Some records:
↓↓↓

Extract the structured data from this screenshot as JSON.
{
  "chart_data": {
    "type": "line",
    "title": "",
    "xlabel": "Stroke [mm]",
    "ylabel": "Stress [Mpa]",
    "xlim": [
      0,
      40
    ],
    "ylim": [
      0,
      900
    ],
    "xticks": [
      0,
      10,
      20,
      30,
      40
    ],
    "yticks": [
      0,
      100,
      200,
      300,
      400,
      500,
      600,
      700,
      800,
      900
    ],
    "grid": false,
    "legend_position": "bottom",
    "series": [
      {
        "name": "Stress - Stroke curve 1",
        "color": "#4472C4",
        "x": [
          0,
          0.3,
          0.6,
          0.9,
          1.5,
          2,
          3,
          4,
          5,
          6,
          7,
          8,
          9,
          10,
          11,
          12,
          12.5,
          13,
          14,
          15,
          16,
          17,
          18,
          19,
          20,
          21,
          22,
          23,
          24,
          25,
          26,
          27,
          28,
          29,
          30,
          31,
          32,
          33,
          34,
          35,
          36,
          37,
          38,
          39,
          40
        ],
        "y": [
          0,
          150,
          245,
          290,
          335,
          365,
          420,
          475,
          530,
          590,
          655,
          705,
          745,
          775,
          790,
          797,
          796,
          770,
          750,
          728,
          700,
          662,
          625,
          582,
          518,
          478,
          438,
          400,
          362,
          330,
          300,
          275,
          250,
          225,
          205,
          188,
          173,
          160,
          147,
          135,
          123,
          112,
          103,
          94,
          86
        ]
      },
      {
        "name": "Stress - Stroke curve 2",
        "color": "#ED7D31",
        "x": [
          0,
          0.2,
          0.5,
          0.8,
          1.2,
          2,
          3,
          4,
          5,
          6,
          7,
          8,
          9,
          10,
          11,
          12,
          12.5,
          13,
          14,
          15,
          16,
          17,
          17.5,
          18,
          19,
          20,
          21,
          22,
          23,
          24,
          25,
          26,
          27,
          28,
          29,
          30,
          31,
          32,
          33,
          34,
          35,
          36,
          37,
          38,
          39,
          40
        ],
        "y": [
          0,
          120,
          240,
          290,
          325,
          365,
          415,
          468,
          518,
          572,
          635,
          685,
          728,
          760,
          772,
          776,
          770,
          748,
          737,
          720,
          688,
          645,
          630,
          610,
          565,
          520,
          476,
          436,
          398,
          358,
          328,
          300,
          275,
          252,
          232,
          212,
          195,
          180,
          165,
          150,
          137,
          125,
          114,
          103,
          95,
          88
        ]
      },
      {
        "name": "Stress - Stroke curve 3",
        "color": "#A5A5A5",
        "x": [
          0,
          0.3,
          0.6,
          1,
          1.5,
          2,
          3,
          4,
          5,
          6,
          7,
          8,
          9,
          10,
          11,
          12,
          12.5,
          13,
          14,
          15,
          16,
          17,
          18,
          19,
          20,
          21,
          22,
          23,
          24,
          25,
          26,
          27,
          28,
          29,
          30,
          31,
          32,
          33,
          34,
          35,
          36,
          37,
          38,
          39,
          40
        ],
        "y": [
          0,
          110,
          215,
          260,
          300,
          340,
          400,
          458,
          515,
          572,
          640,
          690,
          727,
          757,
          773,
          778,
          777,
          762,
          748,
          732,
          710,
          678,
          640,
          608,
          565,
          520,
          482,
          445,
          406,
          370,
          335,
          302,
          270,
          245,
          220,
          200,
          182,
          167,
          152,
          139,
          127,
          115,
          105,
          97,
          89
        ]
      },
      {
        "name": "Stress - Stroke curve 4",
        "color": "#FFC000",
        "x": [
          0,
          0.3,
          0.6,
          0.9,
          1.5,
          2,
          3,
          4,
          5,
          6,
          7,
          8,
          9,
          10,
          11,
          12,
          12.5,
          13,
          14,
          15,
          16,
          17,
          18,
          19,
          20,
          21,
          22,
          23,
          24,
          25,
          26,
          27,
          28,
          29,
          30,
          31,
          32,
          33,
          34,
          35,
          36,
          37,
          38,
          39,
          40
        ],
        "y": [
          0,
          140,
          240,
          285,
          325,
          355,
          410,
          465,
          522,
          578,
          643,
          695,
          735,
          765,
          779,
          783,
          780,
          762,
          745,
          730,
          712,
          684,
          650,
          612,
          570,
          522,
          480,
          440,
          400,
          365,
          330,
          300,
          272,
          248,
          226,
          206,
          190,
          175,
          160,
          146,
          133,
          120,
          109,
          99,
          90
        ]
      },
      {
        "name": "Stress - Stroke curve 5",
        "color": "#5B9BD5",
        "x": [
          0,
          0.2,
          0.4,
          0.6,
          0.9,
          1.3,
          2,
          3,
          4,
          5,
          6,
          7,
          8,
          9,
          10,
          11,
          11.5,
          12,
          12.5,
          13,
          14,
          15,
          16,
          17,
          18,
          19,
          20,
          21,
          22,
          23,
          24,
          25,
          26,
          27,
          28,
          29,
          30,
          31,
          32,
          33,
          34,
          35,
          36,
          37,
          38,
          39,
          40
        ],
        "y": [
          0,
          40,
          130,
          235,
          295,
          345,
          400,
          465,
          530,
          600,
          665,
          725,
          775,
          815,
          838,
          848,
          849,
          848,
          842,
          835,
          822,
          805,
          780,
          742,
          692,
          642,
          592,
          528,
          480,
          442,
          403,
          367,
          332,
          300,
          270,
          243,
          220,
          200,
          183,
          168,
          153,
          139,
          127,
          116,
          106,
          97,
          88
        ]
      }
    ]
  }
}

↑↑↑

▶ What you should do
Write all of the records out again exactly.

▶ Answer for the task
Extract the structured data from this screenshot as JSON.
{
  "chart_data": {
    "type": "line",
    "title": "",
    "xlabel": "Stroke [mm]",
    "ylabel": "Stress [Mpa]",
    "xlim": [
      0,
      40
    ],
    "ylim": [
      0,
      900
    ],
    "xticks": [
      0,
      10,
      20,
      30,
      40
    ],
    "yticks": [
      0,
      100,
      200,
      300,
      400,
      500,
      600,
      700,
      800,
      900
    ],
    "grid": false,
    "legend_position": "bottom",
    "series": [
      {
        "name": "Stress - Stroke curve 1",
        "color": "#4472C4",
        "x": [
          0,
          0.3,
          0.6,
          0.9,
          1.5,
          2,
          3,
          4,
          5,
          6,
          7,
          8,
          9,
          10,
          11,
          12,
          12.5,
          13,
          14,
          15,
          16,
          17,
          18,
          19,
          20,
          21,
          22,
          23,
          24,
          25,
          26,
          27,
          28,
          29,
          30,
          31,
          32,
          33,
          34,
          35,
          36,
          37,
          38,
          39,
          40
        ],
        "y": [
          0,
          150,
          245,
          290,
          335,
          365,
          420,
          475,
          530,
          590,
          655,
          705,
          745,
          775,
          790,
          797,
          796,
          770,
          750,
          728,
          700,
          662,
          625,
          582,
          518,
          478,
          438,
          400,
          362,
          330,
          300,
          275,
          250,
          225,
          205,
          188,
          173,
          160,
          147,
          135,
          123,
          112,
          103,
          94,
          86
        ]
      },
      {
        "name": "Stress - Stroke curve 2",
        "color": "#ED7D31",
        "x": [
          0,
          0.2,
          0.5,
          0.8,
          1.2,
          2,
          3,
          4,
          5,
          6,
          7,
          8,
          9,
          10,
          11,
          12,
          12.5,
          13,
          14,
          15,
          16,
          17,
          17.5,
          18,
          19,
          20,
          21,
          22,
          23,
          24,
          25,
          26,
          27,
          28,
          29,
          30,
          31,
          32,
          33,
          34,
          35,
          36,
          37,
          38,
          39,
          40
        ],
        "y": [
          0,
          120,
          240,
          290,
          325,
          365,
          415,
          468,
          518,
          572,
          635,
          685,
          728,
          760,
          772,
          776,
          770,
          748,
          737,
          720,
          688,
          645,
          630,
          610,
          565,
          520,
          476,
          436,
          398,
          358,
          328,
          300,
          275,
          252,
          232,
          212,
          195,
          180,
          165,
          150,
          137,
          125,
          114,
          103,
          95,
          88
        ]
      },
      {
        "name": "Stress - Stroke curve 3",
        "color": "#A5A5A5",
        "x": [
          0,
          0.3,
          0.6,
          1,
          1.5,
          2,
          3,
          4,
          5,
          6,
          7,
          8,
          9,
          10,
          11,
          12,
          12.5,
          13,
          14,
          15,
          16,
          17,
          18,
          19,
          20,
          21,
          22,
          23,
          24,
          25,
          26,
          27,
          28,
          29,
          30,
          31,
          32,
          33,
          34,
          35,
          36,
          37,
          38,
          39,
          40
        ],
        "y": [
          0,
          110,
          215,
          260,
          300,
          340,
          400,
          458,
          515,
          572,
          640,
          690,
          727,
          757,
          773,
          778,
          777,
          762,
          748,
          732,
          710,
          678,
          640,
          608,
          565,
          520,
          482,
          445,
          406,
          370,
          335,
          302,
          270,
          245,
          220,
          200,
          182,
          167,
          152,
          139,
          127,
          115,
          105,
          97,
          89
        ]
      },
      {
        "name": "Stress - Stroke curve 4",
        "color": "#FFC000",
        "x": [
          0,
          0.3,
          0.6,
          0.9,
          1.5,
          2,
          3,
          4,
          5,
          6,
          7,
          8,
          9,
          10,
          11,
          12,
          12.5,
          13,
          14,
          15,
          16,
          17,
          18,
          19,
          20,
          21,
          22,
          23,
          24,
          25,
          26,
          27,
          28,
          29,
          30,
          31,
          32,
          33,
          34,
          35,
          36,
          37,
          38,
          39,
          40
        ],
        "y": [
          0,
          140,
          240,
          285,
          325,
          355,
          410,
          465,
          522,
          578,
          643,
          695,
          735,
          765,
          779,
          783,
          780,
          762,
          745,
          730,
          712,
          684,
          650,
          612,
          570,
          522,
          480,
          440,
          400,
          365,
          330,
          300,
          272,
          248,
          226,
          206,
          190,
          175,
          160,
          146,
          133,
          120,
          109,
          99,
          90
        ]
      },
      {
        "name": "Stress - Stroke curve 5",
        "color": "#5B9BD5",
        "x": [
          0,
          0.2,
          0.4,
          0.6,
          0.9,
          1.3,
          2,
          3,
          4,
          5,
          6,
          7,
          8,
          9,
          10,
          11,
          11.5,
          12,
          12.5,
          13,
          14,
          15,
          16,
          17,
          18,
          19,
          20,
          21,
          22,
          23,
          24,
          25,
          26,
          27,
          28,
          29,
          30,
          31,
          32,
          33,
          34,
          35,
          36,
          37,
          38,
          39,
          40
        ],
        "y": [
          0,
          40,
          130,
          235,
          295,
          345,
          400,
          465,
          530,
          600,
          665,
          725,
          775,
          815,
          838,
          848,
          849,
          848,
          842,
          835,
          822,
          805,
          780,
          742,
          692,
          642,
          592,
          528,
          480,
          442,
          403,
          367,
          332,
          300,
          270,
          243,
          220,
          200,
          183,
          168,
          153,
          139,
          127,
          116,
          106,
          97,
          88
        ]
      }
    ]
  }
}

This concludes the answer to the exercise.